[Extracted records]
^^^^

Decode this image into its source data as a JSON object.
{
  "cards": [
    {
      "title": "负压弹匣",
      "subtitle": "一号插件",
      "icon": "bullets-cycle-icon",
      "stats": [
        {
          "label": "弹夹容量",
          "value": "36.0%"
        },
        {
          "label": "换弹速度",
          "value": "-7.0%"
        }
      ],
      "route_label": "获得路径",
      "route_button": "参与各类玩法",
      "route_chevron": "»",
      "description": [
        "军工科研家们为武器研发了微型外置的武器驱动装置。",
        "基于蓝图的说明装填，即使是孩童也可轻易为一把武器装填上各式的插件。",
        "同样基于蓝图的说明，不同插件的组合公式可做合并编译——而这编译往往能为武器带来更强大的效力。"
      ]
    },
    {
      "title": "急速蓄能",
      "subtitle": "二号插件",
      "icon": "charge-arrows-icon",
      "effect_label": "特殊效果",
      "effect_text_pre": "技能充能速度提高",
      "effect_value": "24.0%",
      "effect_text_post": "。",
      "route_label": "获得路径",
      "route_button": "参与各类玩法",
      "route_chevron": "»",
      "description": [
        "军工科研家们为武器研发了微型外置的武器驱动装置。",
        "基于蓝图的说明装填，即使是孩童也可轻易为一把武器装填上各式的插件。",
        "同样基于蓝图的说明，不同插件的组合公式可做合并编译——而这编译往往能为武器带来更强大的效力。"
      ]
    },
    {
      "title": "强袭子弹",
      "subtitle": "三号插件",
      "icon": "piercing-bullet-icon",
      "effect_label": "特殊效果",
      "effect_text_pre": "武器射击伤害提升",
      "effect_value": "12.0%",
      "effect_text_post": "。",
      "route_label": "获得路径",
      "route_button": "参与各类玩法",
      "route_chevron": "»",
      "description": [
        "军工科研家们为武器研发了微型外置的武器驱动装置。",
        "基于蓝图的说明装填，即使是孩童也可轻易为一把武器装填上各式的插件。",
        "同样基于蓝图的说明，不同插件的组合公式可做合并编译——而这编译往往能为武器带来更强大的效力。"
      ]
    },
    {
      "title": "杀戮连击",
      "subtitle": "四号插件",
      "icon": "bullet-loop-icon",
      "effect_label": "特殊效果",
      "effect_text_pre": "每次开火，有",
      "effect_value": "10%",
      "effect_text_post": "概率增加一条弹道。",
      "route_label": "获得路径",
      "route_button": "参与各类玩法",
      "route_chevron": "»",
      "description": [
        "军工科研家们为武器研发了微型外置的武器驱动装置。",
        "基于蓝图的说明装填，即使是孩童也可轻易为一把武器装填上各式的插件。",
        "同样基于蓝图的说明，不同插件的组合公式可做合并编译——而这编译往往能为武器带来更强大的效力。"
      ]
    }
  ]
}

^^^^

**What you are asked to do**.
In this exercise, repeat all entries exactly.

**Exercise solution**.
Decode this image into its source data as a JSON object.
{
  "cards": [
    {
      "title": "负压弹匣",
      "subtitle": "一号插件",
      "icon": "bullets-cycle-icon",
      "stats": [
        {
          "label": "弹夹容量",
          "value": "36.0%"
        },
        {
          "label": "换弹速度",
          "value": "-7.0%"
        }
      ],
      "route_label": "获得路径",
      "route_button": "参与各类玩法",
      "route_chevron": "»",
      "description": [
        "军工科研家们为武器研发了微型外置的武器驱动装置。",
        "基于蓝图的说明装填，即使是孩童也可轻易为一把武器装填上各式的插件。",
        "同样基于蓝图的说明，不同插件的组合公式可做合并编译——而这编译往往能为武器带来更强大的效力。"
      ]
    },
    {
      "title": "急速蓄能",
      "subtitle": "二号插件",
      "icon": "charge-arrows-icon",
      "effect_label": "特殊效果",
      "effect_text_pre": "技能充能速度提高",
      "effect_value": "24.0%",
      "effect_text_post": "。",
      "route_label": "获得路径",
      "route_button": "参与各类玩法",
      "route_chevron": "»",
      "description": [
        "军工科研家们为武器研发了微型外置的武器驱动装置。",
        "基于蓝图的说明装填，即使是孩童也可轻易为一把武器装填上各式的插件。",
        "同样基于蓝图的说明，不同插件的组合公式可做合并编译——而这编译往往能为武器带来更强大的效力。"
      ]
    },
    {
      "title": "强袭子弹",
      "subtitle": "三号插件",
      "icon": "piercing-bullet-icon",
      "effect_label": "特殊效果",
      "effect_text_pre": "武器射击伤害提升",
      "effect_value": "12.0%",
      "effect_text_post": "。",
      "route_label": "获得路径",
      "route_button": "参与各类玩法",
      "route_chevron": "»",
      "description": [
        "军工科研家们为武器研发了微型外置的武器驱动装置。",
        "基于蓝图的说明装填，即使是孩童也可轻易为一把武器装填上各式的插件。",
        "同样基于蓝图的说明，不同插件的组合公式可做合并编译——而这编译往往能为武器带来更强大的效力。"
      ]
    },
    {
      "title": "杀戮连击",
      "subtitle": "四号插件",
      "icon": "bullet-loop-icon",
      "effect_label": "特殊效果",
      "effect_text_pre": "每次开火，有",
      "effect_value": "10%",
      "effect_text_post": "概率增加一条弹道。",
      "route_label": "获得路径",
      "route_button": "参与各类玩法",
      "route_chevron": "»",
      "description": [
        "军工科研家们为武器研发了微型外置的武器驱动装置。",
        "基于蓝图的说明装填，即使是孩童也可轻易为一把武器装填上各式的插件。",
        "同样基于蓝图的说明，不同插件的组合公式可做合并编译——而这编译往往能为武器带来更强大的效力。"
      ]
    }
  ]
}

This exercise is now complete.